PROVIDED DATA →

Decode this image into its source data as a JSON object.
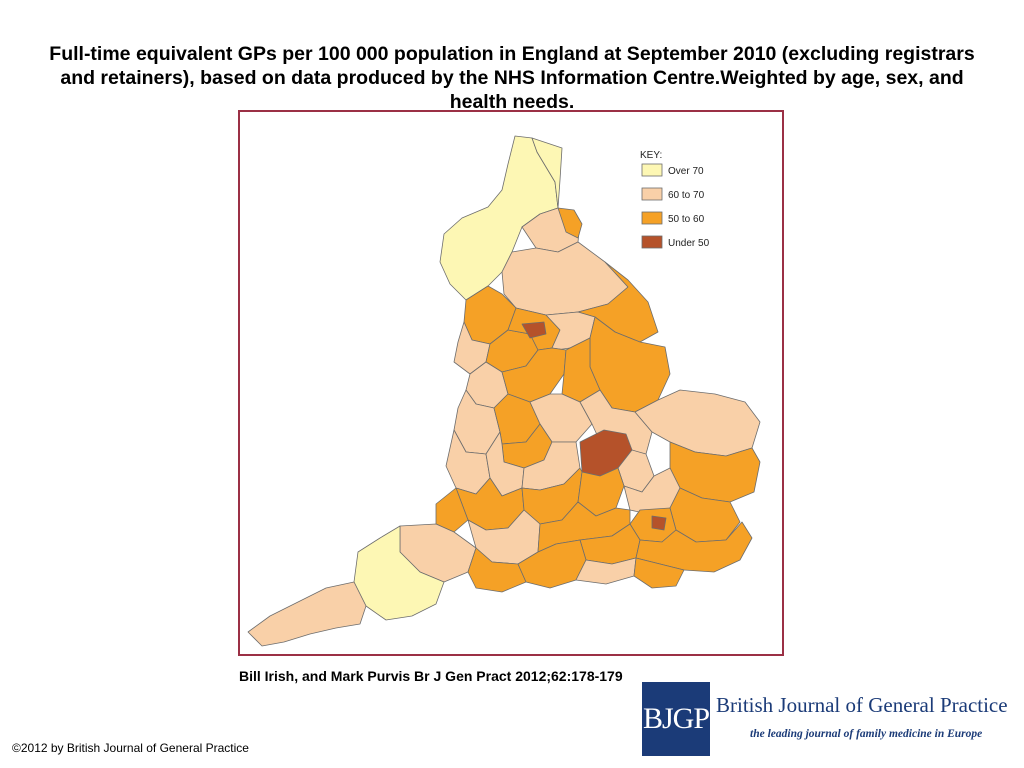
{
  "title": "Full-time equivalent GPs per 100 000 population in England at September 2010 (excluding registrars and retainers), based on data produced by the NHS Information Centre.Weighted by age, sex, and health needs.",
  "legend": {
    "heading": "KEY:",
    "items": [
      {
        "label": "Over 70",
        "color": "#fdf7b4"
      },
      {
        "label": "60 to 70",
        "color": "#f9d0a8"
      },
      {
        "label": "50 to 60",
        "color": "#f5a126"
      },
      {
        "label": "Under 50",
        "color": "#b5522a"
      }
    ]
  },
  "citation": "Bill Irish, and Mark Purvis Br J Gen Pract 2012;62:178-179",
  "copyright": "©2012 by British Journal of General Practice",
  "logo": {
    "badge": "BJGP",
    "journal": "British Journal of General Practice",
    "tagline": "the leading journal of family medicine in Europe"
  },
  "colors": {
    "frame_border": "#9b3045",
    "logo_blue": "#1b3b78",
    "region_outline": "#6d6d6d"
  }
}
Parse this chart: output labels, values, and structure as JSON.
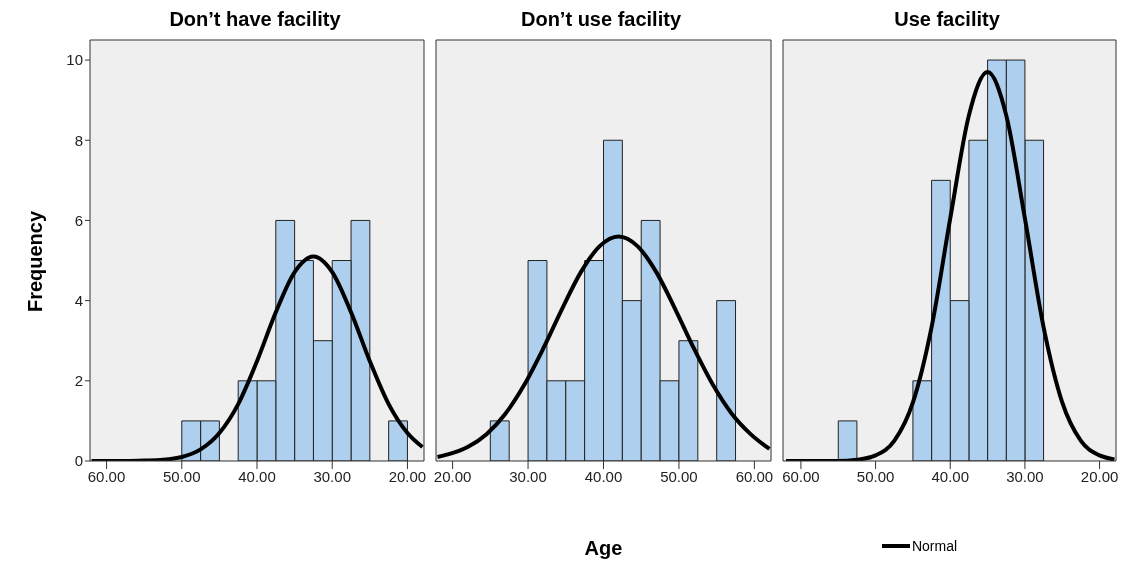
{
  "chart_data": [
    {
      "type": "histogram",
      "title": "Don’t have facility",
      "ylabel": "Frequency",
      "bins": [
        20,
        22.5,
        25,
        27.5,
        30,
        32.5,
        35,
        37.5,
        40,
        42.5,
        45,
        47.5,
        50
      ],
      "values": [
        1,
        0,
        6,
        5,
        3,
        5,
        6,
        2,
        2,
        0,
        1,
        1
      ],
      "color": "#aecfee",
      "series": [
        {
          "type": "line",
          "color": "#000000",
          "x": [
            18,
            20,
            22.5,
            25,
            27.5,
            30,
            32.5,
            35,
            37.5,
            40,
            42.5,
            45,
            47.5,
            50,
            52.5,
            55,
            57.5,
            60,
            62
          ],
          "values": [
            0.35,
            0.7,
            1.42,
            2.49,
            3.71,
            4.71,
            5.1,
            4.71,
            3.71,
            2.49,
            1.42,
            0.7,
            0.29,
            0.1,
            0.03,
            0.01,
            0,
            0,
            0
          ]
        }
      ],
      "xlim": [
        62.2,
        17.8
      ],
      "xticks": [
        {
          "value": 60,
          "label": "60.00"
        },
        {
          "value": 50,
          "label": "50.00"
        },
        {
          "value": 40,
          "label": "40.00"
        },
        {
          "value": 30,
          "label": "30.00"
        },
        {
          "value": 20,
          "label": "20.00"
        }
      ],
      "ylim": [
        0,
        10.5
      ],
      "yticks": [
        0,
        2,
        4,
        6,
        8,
        10
      ],
      "grid": false,
      "legend": false,
      "marker": "none"
    },
    {
      "type": "histogram",
      "title": "Don’t use facility",
      "xlabel": "Age",
      "bins": [
        25,
        27.5,
        30,
        32.5,
        35,
        37.5,
        40,
        42.5,
        45,
        47.5,
        50,
        52.5,
        55,
        57.5
      ],
      "values": [
        1,
        0,
        5,
        2,
        2,
        5,
        8,
        4,
        6,
        2,
        3,
        0,
        4
      ],
      "color": "#aecfee",
      "series": [
        {
          "type": "line",
          "color": "#000000",
          "x": [
            18,
            19.5,
            22,
            24.5,
            27,
            29.5,
            32,
            34.5,
            37,
            39.5,
            42,
            44.5,
            47,
            49.5,
            52,
            54.5,
            57,
            59.5,
            62
          ],
          "values": [
            0.1,
            0.17,
            0.35,
            0.67,
            1.18,
            1.9,
            2.8,
            3.79,
            4.71,
            5.36,
            5.6,
            5.36,
            4.71,
            3.79,
            2.8,
            1.9,
            1.18,
            0.67,
            0.3
          ]
        }
      ],
      "xlim": [
        17.8,
        62.2
      ],
      "xticks": [
        {
          "value": 20,
          "label": "20.00"
        },
        {
          "value": 30,
          "label": "30.00"
        },
        {
          "value": 40,
          "label": "40.00"
        },
        {
          "value": 50,
          "label": "50.00"
        },
        {
          "value": 60,
          "label": "60.00"
        }
      ],
      "ylim": [
        0,
        10.5
      ],
      "yticks": [
        0,
        2,
        4,
        6,
        8,
        10
      ],
      "tick_labels": "x",
      "grid": false,
      "legend": false,
      "marker": "none"
    },
    {
      "type": "histogram",
      "title": "Use facility",
      "bins": [
        27.5,
        30,
        32.5,
        35,
        37.5,
        40,
        42.5,
        45,
        47.5,
        50,
        52.5,
        55
      ],
      "values": [
        8,
        10,
        10,
        8,
        4,
        7,
        2,
        0,
        0,
        0,
        1
      ],
      "color": "#aecfee",
      "series": [
        {
          "type": "line",
          "name": "Normal",
          "color": "#000000",
          "x": [
            18,
            20,
            22.5,
            25,
            27.5,
            30,
            32.5,
            35,
            37.5,
            40,
            42.5,
            45,
            47.5,
            50,
            52.5,
            55,
            57.5,
            60,
            62
          ],
          "values": [
            0.04,
            0.14,
            0.5,
            1.46,
            3.34,
            6.05,
            8.62,
            9.7,
            8.62,
            6.05,
            3.34,
            1.46,
            0.5,
            0.14,
            0.03,
            0,
            0,
            0,
            0
          ]
        }
      ],
      "xlim": [
        62.4,
        17.8
      ],
      "xticks": [
        {
          "value": 60,
          "label": "60.00"
        },
        {
          "value": 50,
          "label": "50.00"
        },
        {
          "value": 40,
          "label": "40.00"
        },
        {
          "value": 30,
          "label": "30.00"
        },
        {
          "value": 20,
          "label": "20.00"
        }
      ],
      "ylim": [
        0,
        10.5
      ],
      "yticks": [
        0,
        2,
        4,
        6,
        8,
        10
      ],
      "tick_labels": "x",
      "grid": false,
      "legend": "bottom",
      "marker": "none"
    }
  ]
}
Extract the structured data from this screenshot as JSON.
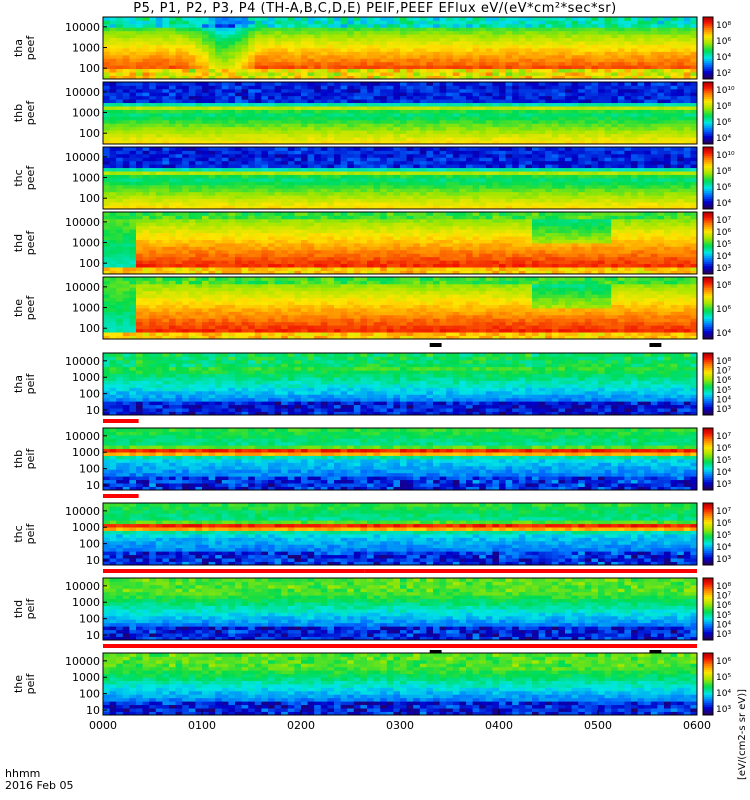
{
  "title": "P5, P1, P2, P3, P4 (TH-A,B,C,D,E) PEIF,PEEF EFlux eV/(eV*cm²*sec*sr)",
  "time_axis": {
    "ticks": [
      "0000",
      "0100",
      "0200",
      "0300",
      "0400",
      "0500",
      "0600"
    ],
    "label_row1": "hhmm",
    "label_row2": "2016 Feb 05"
  },
  "colorbar_label": "[eV/(cm2-s sr eV)]",
  "colors": {
    "background": "#ffffff",
    "status_red": "#ff0000",
    "status_black": "#000000",
    "frame": "#000000"
  },
  "chart_data": {
    "type": "heatmap",
    "x_unit": "hhmm",
    "x_range": [
      "0000",
      "0600"
    ],
    "y_scale": "log",
    "panels": [
      {
        "label": "tha\npeef",
        "y_ticks": [
          "10000",
          "1000",
          "100"
        ],
        "y_range": [
          30,
          30000
        ],
        "cb_ticks": [
          "10⁸",
          "10⁶",
          "10⁴",
          "10²"
        ],
        "cb_range": [
          1,
          1000000000.0
        ],
        "kind": "peef_a"
      },
      {
        "label": "thb\npeef",
        "y_ticks": [
          "10000",
          "1000",
          "100"
        ],
        "y_range": [
          30,
          30000
        ],
        "cb_ticks": [
          "10¹⁰",
          "10⁸",
          "10⁶",
          "10⁴"
        ],
        "cb_range": [
          1000.0,
          100000000000.0
        ],
        "kind": "peef_bc"
      },
      {
        "label": "thc\npeef",
        "y_ticks": [
          "10000",
          "1000",
          "100"
        ],
        "y_range": [
          30,
          30000
        ],
        "cb_ticks": [
          "10¹⁰",
          "10⁸",
          "10⁶",
          "10⁴"
        ],
        "cb_range": [
          1000.0,
          100000000000.0
        ],
        "kind": "peef_bc"
      },
      {
        "label": "thd\npeef",
        "y_ticks": [
          "10000",
          "1000",
          "100"
        ],
        "y_range": [
          30,
          30000
        ],
        "cb_ticks": [
          "10⁷",
          "10⁶",
          "10⁵",
          "10⁴",
          "10³"
        ],
        "cb_range": [
          300,
          30000000.0
        ],
        "kind": "peef_de"
      },
      {
        "label": "the\npeef",
        "y_ticks": [
          "10000",
          "1000",
          "100"
        ],
        "y_range": [
          30,
          30000
        ],
        "cb_ticks": [
          "10⁸",
          "10⁶",
          "10⁴"
        ],
        "cb_range": [
          1000.0,
          300000000.0
        ],
        "kind": "peef_de"
      },
      {
        "label": "tha\npeif",
        "y_ticks": [
          "10000",
          "1000",
          "100",
          "10"
        ],
        "y_range": [
          5,
          30000
        ],
        "cb_ticks": [
          "10⁸",
          "10⁷",
          "10⁶",
          "10⁵",
          "10⁴",
          "10³"
        ],
        "cb_range": [
          300,
          300000000.0
        ],
        "kind": "peif_a"
      },
      {
        "label": "thb\npeif",
        "y_ticks": [
          "10000",
          "1000",
          "100",
          "10"
        ],
        "y_range": [
          5,
          30000
        ],
        "cb_ticks": [
          "10⁷",
          "10⁶",
          "10⁵",
          "10⁴",
          "10³"
        ],
        "cb_range": [
          300,
          30000000.0
        ],
        "kind": "peif_bc"
      },
      {
        "label": "thc\npeif",
        "y_ticks": [
          "10000",
          "1000",
          "100",
          "10"
        ],
        "y_range": [
          5,
          30000
        ],
        "cb_ticks": [
          "10⁷",
          "10⁶",
          "10⁵",
          "10⁴",
          "10³"
        ],
        "cb_range": [
          300,
          30000000.0
        ],
        "kind": "peif_bc"
      },
      {
        "label": "thd\npeif",
        "y_ticks": [
          "10000",
          "1000",
          "100",
          "10"
        ],
        "y_range": [
          5,
          30000
        ],
        "cb_ticks": [
          "10⁸",
          "10⁷",
          "10⁶",
          "10⁵",
          "10⁴",
          "10³"
        ],
        "cb_range": [
          300,
          300000000.0
        ],
        "kind": "peif_de"
      },
      {
        "label": "the\npeif",
        "y_ticks": [
          "10000",
          "1000",
          "100",
          "10"
        ],
        "y_range": [
          5,
          30000
        ],
        "cb_ticks": [
          "10⁶",
          "10⁵",
          "10⁴",
          "10³"
        ],
        "cb_range": [
          300,
          3000000.0
        ],
        "kind": "peif_de"
      }
    ]
  }
}
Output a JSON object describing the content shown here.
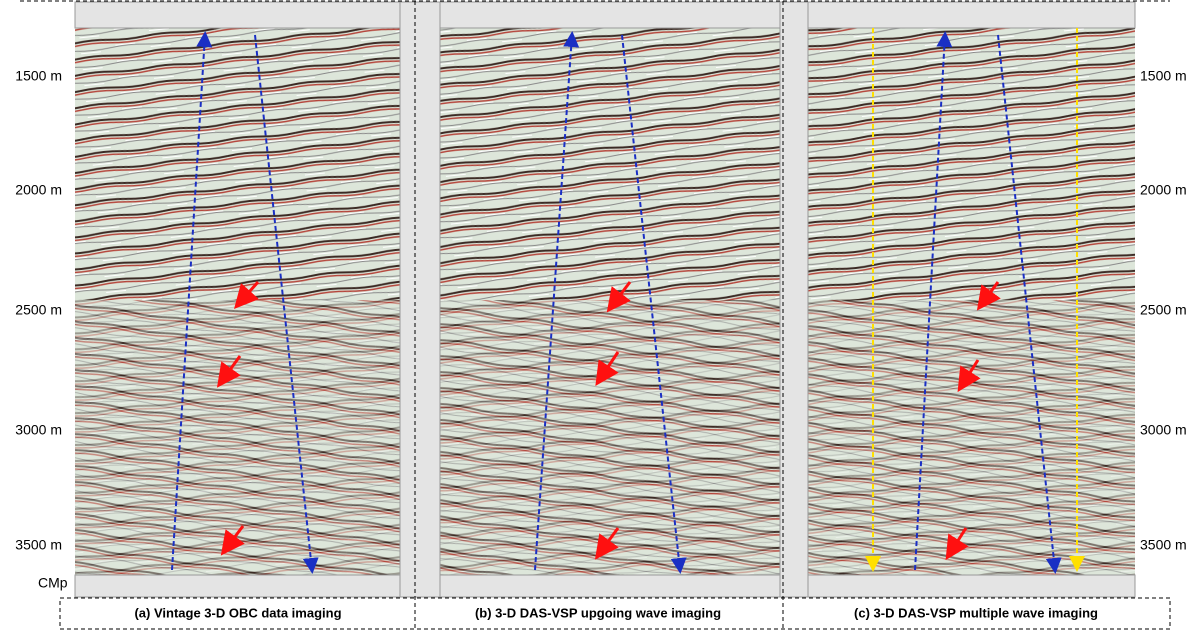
{
  "depth_labels_left": [
    "1500 m",
    "2000 m",
    "2500 m",
    "3000 m",
    "3500 m"
  ],
  "depth_labels_right": [
    "1500 m",
    "2000 m",
    "2500 m",
    "3000 m",
    "3500 m"
  ],
  "cmp_label": "CMp",
  "panels": [
    {
      "caption": "(a) Vintage 3-D OBC data imaging"
    },
    {
      "caption": "(b) 3-D DAS-VSP upgoing wave imaging"
    },
    {
      "caption": "(c) 3-D DAS-VSP multiple wave imaging"
    }
  ]
}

TASK TO CARRY OUT → Extract exactly the lines from the one containing "Output a JSON" through the last line of the records above, both included, and leave out the pictures.

COMPLETED EXERCISE →
Output a JSON object describing the content shown here.
{
  "depth_labels_left": [
    "1500 m",
    "2000 m",
    "2500 m",
    "3000 m",
    "3500 m"
  ],
  "depth_labels_right": [
    "1500 m",
    "2000 m",
    "2500 m",
    "3000 m",
    "3500 m"
  ],
  "cmp_label": "CMp",
  "panels": [
    {
      "caption": "(a) Vintage 3-D OBC data imaging"
    },
    {
      "caption": "(b) 3-D DAS-VSP upgoing wave imaging"
    },
    {
      "caption": "(c) 3-D DAS-VSP multiple wave imaging"
    }
  ]
}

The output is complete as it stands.